Provided data —
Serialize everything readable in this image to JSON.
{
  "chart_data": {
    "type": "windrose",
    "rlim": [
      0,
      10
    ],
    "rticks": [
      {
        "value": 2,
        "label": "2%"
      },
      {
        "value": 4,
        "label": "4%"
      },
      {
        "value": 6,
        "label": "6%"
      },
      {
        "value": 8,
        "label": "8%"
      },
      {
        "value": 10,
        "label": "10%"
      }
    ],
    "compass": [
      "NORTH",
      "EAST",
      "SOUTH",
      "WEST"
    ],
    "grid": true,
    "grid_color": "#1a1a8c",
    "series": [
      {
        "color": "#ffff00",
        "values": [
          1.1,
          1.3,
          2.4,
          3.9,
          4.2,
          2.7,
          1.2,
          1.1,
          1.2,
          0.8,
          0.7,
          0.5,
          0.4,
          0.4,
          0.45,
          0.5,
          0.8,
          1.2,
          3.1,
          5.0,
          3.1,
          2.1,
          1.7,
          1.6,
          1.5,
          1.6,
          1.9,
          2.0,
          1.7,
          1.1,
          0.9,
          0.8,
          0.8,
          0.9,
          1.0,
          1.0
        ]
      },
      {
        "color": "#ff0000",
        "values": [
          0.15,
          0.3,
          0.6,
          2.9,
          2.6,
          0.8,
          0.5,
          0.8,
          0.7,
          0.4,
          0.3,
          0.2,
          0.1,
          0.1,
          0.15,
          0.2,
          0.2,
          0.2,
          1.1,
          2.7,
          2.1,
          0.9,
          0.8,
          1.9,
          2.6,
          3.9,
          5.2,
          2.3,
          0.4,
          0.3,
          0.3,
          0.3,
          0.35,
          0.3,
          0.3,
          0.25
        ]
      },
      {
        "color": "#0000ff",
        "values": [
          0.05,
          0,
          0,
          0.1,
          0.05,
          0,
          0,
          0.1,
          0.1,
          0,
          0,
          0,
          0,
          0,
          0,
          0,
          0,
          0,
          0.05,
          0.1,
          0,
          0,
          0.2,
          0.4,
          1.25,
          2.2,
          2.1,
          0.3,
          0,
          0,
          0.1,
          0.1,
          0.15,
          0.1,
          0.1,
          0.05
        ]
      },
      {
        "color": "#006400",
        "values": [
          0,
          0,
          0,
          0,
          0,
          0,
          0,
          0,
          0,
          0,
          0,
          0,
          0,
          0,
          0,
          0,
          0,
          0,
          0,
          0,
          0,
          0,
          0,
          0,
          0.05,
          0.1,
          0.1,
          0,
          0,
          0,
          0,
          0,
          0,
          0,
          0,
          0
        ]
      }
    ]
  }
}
* * *
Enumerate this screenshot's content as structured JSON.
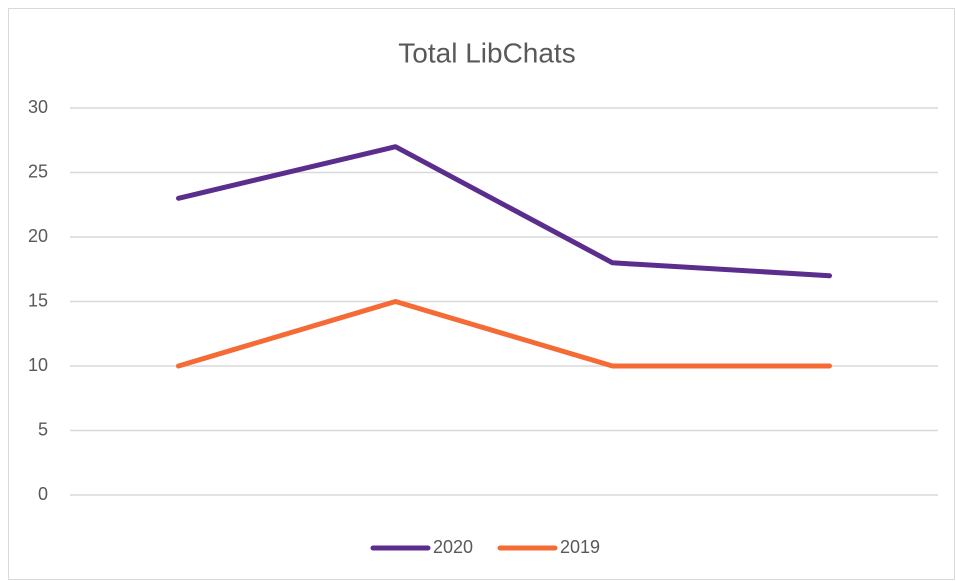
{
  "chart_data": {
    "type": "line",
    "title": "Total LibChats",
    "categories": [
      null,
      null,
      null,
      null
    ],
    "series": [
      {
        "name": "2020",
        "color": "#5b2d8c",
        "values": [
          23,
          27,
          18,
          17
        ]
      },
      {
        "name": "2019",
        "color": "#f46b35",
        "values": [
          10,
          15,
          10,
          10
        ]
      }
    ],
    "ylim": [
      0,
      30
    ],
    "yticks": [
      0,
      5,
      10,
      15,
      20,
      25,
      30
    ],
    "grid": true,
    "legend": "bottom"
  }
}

Exercise — In the entries above, identify each line that includes the string "label", then copy it.

The reply —
        "label": "2%"
        "label": "4%"
        "label": "6%"
        "label": "8%"
        "label": "10%"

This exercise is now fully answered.